### Page excerpt
— Start —

Figure 2. Archive logging
Archive logging
Archive logging

What parameters are available to control logging?

Transactional logging is controlled at the database level through database configuration parameters. The following are parameters that affect transactional logging:

LOGRETAIN

This parameter causes archived logs to be kept in the database log path directory. Enabling it by setting it to "RECOVERY" allows the database manager to use the roll-forward recovery method. You do not require userexit to be enabled when the logretain configuration parameter is enabled. Either of the two parameters is sufficient to allow the roll-forward recovery method.

Using this parameter means that circular logging (the default) is being overridden. Here are the valid values of logretain:

  • No (default) - to indicate that logs are not retained.
  • Recovery - to indicate that the logs are retained, and can be used for forward recovery. In addition, if you are using data replication, the CAPTURE program can write the updates recorded in the logs to the change table.
  • Capture - to indicate that the logs are only retained so that the Capture program can write the updates to the change table. These logs may be used for forward recovery if they have not been pruned. NOTE: The Capture setting is normally used only if you are setting up your database for data replication.

If logretain is set to "Recovery" or userexit is set to "Yes" (see below), the active log files will be retained and become online archive log files for use in roll-forward recovery. This is called log retention logging.

After logretain is set to "Recovery" or userexit is set to "Yes" (or both), you must make a full backup of the database. This state is indicated by the backup_pending flag parameter.

If logretain is set to "No" and userexit is set to "No", roll-forward recovery is not available for the database, and recoverability is limited to the last database backup.

When logretain is set to "Capture", the Capture program calls the PRUNE LOGFILE command to delete log files when the Capture program completes. Although the logs can be used for forward recovery if they have not been pruned, you should not set logretain to "Capture" if you want to be assured of being able to perform roll-forward recovery on the database.

If logretain is set to "No" and userexit is set to "No", logs are not retained. In this situation, the database manager deletes all log files in the logpath directory (including online archive log files), allocates new active log files, and reverts to circular logging.

When the logretain configuration parameter is set to "RECOVERY", the log files will remain in the active log path. The active log path is determined either by the Path to Log Files (logpath) or Changed Path to Log Files (newlogpath) value in the database configuration file.

USEREXIT

This parameter causes the database manager to call a user exit program for archiving and retrieving logs. With the user exit enabled, roll-forward recovery is allowed. You do not require logretain to be enabled when the userexit configuration parameter is enabled. Either one of the two parameters is sufficient to allow the roll-forward recovery method.

Using this parameter means that the circular logging, that is the default, is being overridden. Userexit implies logretain but the reverse is not true.

The active log path is important when using either the userexit configuration parameter or the logretain configuration parameter to allow roll-forward recovery. When the userexit configuration parameter is enabled, the user exit is called to archive log files and move them to a location away from the active log path.

The following are the valid values for this parameter:

  • No (default)
  • Yes

If this parameter is enabled, log retention logging is performed regardless of how the logretain parameter is set. This parameter also indicates that a user exit program should be used to archive and retrieve the log files. Log files are archived when the database manager closes the log file. They are retrieved when the ROLLFORWARD utility needs to use them to restore a database.

— End —

### Items
— Start —

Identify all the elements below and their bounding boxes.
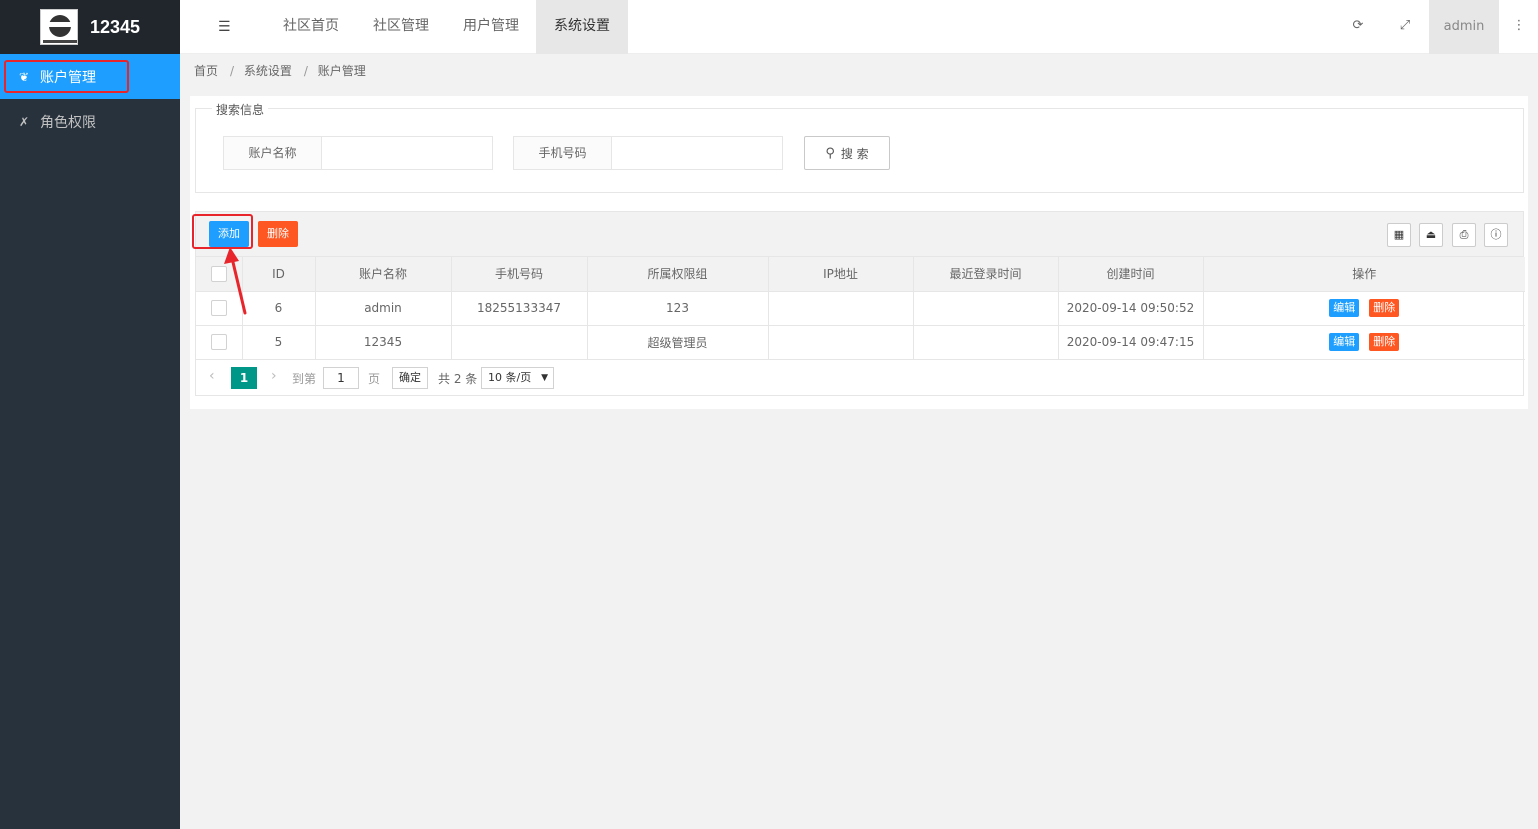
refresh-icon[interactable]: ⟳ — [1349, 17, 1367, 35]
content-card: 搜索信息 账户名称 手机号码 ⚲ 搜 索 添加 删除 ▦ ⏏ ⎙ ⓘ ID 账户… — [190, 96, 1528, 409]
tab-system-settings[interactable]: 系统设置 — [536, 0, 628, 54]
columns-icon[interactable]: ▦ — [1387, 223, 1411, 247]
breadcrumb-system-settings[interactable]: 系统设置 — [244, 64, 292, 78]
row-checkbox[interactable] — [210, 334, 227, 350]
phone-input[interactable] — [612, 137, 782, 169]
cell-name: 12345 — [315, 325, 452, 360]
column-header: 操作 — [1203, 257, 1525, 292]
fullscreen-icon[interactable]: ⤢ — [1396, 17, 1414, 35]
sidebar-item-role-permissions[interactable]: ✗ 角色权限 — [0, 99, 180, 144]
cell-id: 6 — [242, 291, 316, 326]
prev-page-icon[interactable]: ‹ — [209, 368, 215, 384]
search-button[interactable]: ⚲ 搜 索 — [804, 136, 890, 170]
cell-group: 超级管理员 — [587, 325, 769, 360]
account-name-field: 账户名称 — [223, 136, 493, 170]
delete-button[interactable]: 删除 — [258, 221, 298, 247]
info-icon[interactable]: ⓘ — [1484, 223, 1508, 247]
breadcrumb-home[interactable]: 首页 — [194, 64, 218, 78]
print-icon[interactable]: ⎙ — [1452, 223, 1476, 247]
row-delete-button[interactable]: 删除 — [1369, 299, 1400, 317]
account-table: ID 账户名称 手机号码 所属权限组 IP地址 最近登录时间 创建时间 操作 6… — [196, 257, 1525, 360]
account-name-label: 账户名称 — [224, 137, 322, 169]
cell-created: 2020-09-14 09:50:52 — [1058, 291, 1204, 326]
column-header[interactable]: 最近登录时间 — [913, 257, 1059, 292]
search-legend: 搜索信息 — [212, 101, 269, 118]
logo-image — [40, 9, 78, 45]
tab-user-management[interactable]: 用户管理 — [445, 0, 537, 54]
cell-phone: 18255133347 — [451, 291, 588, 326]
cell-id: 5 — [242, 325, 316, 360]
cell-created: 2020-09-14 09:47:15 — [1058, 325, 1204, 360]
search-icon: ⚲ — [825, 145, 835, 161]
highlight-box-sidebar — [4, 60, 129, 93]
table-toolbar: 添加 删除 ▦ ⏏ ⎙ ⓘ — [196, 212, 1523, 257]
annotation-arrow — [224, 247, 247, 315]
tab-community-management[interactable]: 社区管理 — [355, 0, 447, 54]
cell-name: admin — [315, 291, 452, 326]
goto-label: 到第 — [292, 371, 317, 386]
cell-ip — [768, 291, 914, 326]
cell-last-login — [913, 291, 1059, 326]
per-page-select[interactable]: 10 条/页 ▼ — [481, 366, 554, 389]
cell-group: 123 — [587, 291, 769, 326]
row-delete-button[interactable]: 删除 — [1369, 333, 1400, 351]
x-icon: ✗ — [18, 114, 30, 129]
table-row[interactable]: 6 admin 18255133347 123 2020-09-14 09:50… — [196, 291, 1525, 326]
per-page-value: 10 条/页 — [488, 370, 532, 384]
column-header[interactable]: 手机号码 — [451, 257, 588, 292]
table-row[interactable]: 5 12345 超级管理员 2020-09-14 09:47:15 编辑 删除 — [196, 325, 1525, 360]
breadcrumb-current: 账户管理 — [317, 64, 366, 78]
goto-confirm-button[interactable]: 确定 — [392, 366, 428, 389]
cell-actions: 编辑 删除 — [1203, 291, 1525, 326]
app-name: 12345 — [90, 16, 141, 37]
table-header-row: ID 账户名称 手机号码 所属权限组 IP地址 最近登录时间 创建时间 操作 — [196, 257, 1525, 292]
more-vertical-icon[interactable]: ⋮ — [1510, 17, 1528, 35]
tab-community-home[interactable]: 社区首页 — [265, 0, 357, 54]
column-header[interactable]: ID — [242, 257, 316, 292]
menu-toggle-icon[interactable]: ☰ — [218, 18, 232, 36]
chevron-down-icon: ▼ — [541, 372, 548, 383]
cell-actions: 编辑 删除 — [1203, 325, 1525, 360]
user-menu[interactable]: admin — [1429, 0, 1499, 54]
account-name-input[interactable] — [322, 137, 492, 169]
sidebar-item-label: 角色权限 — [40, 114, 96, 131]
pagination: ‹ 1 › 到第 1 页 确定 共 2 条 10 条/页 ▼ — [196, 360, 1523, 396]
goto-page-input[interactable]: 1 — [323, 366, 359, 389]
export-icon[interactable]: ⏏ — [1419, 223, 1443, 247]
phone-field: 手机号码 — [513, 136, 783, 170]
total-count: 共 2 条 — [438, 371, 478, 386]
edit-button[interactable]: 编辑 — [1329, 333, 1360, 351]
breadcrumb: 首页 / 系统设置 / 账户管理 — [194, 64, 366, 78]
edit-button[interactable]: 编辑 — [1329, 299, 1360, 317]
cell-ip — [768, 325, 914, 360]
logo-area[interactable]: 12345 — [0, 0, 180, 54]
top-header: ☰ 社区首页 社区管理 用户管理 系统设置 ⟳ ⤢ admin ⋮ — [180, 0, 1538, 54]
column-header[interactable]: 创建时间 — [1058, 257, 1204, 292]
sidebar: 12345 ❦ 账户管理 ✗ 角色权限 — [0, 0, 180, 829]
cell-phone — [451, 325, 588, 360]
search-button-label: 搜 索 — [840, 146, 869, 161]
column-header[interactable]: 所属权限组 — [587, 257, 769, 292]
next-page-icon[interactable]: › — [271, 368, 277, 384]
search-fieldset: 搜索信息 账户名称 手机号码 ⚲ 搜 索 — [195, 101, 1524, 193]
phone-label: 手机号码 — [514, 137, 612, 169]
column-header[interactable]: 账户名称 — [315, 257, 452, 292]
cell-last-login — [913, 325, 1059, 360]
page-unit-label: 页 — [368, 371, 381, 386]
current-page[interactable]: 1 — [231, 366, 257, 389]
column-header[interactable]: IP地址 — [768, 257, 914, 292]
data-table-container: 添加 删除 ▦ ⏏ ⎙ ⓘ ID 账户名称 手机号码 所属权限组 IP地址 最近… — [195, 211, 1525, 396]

— End —

### Directions
- A) In the page excerpt on database logging parameters, what must you do once logretain is set to "Recovery" or userexit is set to "Yes"?
- B) From the page excerpt on database logging parameters, copy everything from "This parameter causes archived" down to "that logs are not retained.", word for word.

### Responses per task
- A) You must make a full backup of the database.

- B)
This parameter causes archived logs to be kept in the database log path directory. Enabling it by setting it to "RECOVERY" allows the database manager to use the roll-forward recovery method. You do not require userexit to be enabled when the logretain configuration parameter is enabled. Either of the two parameters is sufficient to allow the roll-forward recovery method.

Using this parameter means that circular logging (the default) is being overridden. Here are the valid values of logretain:

  • No (default) - to indicate that logs are not retained.